↓↓↓

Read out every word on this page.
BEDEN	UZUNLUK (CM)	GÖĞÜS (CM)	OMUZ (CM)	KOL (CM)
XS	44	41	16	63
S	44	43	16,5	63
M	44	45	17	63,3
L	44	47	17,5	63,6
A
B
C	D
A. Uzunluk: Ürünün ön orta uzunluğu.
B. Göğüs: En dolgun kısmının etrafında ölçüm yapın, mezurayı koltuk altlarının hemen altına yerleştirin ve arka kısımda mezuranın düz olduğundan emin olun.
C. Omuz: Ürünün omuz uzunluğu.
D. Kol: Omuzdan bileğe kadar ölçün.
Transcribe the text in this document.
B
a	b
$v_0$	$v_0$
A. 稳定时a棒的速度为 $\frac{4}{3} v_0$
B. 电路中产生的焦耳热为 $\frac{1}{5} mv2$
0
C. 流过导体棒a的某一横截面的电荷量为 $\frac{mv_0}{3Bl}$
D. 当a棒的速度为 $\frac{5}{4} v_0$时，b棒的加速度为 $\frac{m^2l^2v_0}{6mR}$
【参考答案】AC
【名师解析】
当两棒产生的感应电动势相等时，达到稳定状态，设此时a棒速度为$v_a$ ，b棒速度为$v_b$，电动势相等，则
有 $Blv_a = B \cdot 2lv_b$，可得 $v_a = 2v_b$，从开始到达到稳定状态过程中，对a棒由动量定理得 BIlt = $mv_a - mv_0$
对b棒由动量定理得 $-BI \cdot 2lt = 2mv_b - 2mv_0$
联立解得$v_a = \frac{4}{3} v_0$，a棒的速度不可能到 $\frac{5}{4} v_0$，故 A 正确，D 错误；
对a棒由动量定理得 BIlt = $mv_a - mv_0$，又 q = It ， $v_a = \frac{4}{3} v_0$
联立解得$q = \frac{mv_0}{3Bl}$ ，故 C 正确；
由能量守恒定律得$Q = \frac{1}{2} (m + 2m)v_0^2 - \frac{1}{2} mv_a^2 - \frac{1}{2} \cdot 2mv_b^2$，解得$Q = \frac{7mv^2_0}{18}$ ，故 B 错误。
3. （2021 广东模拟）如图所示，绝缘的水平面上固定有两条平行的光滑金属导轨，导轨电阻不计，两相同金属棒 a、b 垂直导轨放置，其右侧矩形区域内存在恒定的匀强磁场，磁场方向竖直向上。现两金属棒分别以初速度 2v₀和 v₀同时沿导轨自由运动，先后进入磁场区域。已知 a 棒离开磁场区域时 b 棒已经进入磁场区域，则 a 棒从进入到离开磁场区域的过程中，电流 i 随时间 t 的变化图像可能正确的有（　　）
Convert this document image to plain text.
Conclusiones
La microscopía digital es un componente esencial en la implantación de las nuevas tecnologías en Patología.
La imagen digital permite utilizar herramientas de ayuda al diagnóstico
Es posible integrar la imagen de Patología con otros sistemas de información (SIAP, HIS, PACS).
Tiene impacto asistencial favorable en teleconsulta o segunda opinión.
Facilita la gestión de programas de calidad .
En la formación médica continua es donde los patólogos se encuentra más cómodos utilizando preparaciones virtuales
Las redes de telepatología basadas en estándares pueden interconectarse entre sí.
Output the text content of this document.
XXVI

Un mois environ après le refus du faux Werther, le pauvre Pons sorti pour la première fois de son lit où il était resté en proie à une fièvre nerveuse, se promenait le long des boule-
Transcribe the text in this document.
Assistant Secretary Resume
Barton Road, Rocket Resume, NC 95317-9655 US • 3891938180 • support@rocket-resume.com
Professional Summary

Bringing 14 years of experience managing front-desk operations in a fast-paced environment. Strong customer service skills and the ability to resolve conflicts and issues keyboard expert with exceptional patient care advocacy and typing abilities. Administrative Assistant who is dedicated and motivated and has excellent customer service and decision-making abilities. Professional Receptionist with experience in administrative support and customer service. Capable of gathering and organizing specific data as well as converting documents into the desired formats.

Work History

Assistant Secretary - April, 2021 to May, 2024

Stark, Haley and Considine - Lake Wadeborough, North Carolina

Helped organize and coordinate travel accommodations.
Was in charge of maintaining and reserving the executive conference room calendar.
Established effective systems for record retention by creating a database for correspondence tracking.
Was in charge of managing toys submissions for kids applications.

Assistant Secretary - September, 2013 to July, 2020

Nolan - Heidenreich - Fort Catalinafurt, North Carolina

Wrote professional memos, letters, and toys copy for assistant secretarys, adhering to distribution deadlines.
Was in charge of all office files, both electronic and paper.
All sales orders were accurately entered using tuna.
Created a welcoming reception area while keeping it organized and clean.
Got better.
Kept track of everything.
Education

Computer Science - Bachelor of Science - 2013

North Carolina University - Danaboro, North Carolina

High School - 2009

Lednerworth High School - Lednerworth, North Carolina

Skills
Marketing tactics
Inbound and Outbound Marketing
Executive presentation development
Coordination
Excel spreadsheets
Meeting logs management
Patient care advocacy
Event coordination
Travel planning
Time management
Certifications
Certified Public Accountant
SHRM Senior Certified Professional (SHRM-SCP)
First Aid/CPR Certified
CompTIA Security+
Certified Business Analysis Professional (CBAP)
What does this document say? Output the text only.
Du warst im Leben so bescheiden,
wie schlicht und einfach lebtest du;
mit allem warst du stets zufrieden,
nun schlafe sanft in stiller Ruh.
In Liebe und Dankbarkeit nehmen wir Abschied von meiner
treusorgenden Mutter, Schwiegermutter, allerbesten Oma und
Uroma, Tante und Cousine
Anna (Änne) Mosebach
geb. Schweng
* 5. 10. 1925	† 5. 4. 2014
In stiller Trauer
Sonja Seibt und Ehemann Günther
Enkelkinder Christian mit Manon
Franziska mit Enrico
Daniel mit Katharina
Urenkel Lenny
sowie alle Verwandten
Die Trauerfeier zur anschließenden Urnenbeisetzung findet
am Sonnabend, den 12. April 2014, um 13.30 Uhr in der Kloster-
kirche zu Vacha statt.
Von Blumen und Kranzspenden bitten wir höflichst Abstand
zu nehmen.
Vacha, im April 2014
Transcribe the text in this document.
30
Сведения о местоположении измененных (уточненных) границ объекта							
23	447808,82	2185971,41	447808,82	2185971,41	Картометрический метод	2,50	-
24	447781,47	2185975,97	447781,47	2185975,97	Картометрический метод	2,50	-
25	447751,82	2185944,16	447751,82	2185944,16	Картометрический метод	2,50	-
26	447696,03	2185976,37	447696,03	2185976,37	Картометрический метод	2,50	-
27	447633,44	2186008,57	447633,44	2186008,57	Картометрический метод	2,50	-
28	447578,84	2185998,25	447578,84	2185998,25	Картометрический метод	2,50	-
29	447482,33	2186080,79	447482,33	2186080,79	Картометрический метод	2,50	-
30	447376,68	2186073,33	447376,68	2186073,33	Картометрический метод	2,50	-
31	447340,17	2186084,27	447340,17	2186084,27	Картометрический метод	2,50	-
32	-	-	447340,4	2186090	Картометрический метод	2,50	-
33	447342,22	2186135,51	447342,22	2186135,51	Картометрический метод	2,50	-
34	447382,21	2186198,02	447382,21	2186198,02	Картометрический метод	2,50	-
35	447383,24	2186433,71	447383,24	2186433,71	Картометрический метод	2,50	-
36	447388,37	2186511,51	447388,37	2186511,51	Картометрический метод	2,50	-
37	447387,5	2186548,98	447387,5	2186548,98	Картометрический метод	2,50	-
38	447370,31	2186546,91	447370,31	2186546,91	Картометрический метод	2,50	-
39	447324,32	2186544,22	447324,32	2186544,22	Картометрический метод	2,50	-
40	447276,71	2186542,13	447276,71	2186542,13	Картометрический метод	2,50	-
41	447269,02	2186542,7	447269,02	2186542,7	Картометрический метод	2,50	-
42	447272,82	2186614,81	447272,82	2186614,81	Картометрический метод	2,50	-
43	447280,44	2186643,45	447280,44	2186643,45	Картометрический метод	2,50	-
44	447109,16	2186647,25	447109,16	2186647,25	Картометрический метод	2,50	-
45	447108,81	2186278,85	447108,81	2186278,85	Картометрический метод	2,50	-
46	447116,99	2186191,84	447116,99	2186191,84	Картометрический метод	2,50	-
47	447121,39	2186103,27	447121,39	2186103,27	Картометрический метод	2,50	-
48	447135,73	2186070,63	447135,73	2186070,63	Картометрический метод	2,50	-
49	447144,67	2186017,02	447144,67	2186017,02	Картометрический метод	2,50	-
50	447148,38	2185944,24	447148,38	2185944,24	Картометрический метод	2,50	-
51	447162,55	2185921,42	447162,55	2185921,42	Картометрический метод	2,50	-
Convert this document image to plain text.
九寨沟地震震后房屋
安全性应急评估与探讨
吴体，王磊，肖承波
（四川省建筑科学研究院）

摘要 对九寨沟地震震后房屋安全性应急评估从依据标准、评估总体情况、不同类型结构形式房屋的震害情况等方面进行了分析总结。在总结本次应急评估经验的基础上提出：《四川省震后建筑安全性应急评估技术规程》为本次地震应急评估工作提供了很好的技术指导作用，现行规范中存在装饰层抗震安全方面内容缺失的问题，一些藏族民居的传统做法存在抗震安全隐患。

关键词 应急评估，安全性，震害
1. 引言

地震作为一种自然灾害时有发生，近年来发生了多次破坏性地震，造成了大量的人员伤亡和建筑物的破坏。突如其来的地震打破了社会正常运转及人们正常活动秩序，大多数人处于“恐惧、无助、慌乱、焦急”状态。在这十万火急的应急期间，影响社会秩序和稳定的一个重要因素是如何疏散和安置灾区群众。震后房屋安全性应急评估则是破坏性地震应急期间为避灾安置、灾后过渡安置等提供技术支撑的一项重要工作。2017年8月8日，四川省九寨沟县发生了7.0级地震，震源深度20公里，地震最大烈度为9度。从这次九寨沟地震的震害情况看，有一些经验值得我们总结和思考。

↑↑↑

■ WRITTEN PROBLEM ■
Where a line above includes "frac", copy that line.

■ EXERCISE ANSWER ■
A. 稳定时a棒的速度为 $\frac{4}{3} v_0$
B. 电路中产生的焦耳热为 $\frac{1}{5} mv2$
C. 流过导体棒a的某一横截面的电荷量为 $\frac{mv_0}{3Bl}$
D. 当a棒的速度为 $\frac{5}{4} v_0$时，b棒的加速度为 $\frac{m^2l^2v_0}{6mR}$
联立解得$v_a = \frac{4}{3} v_0$，a棒的速度不可能到 $\frac{5}{4} v_0$，故 A 正确，D 错误；
对a棒由动量定理得 BIlt = $mv_a - mv_0$，又 q = It ， $v_a = \frac{4}{3} v_0$
联立解得$q = \frac{mv_0}{3Bl}$ ，故 C 正确；
由能量守恒定律得$Q = \frac{1}{2} (m + 2m)v_0^2 - \frac{1}{2} mv_a^2 - \frac{1}{2} \cdot 2mv_b^2$，解得$Q = \frac{7mv^2_0}{18}$ ，故 B 错误。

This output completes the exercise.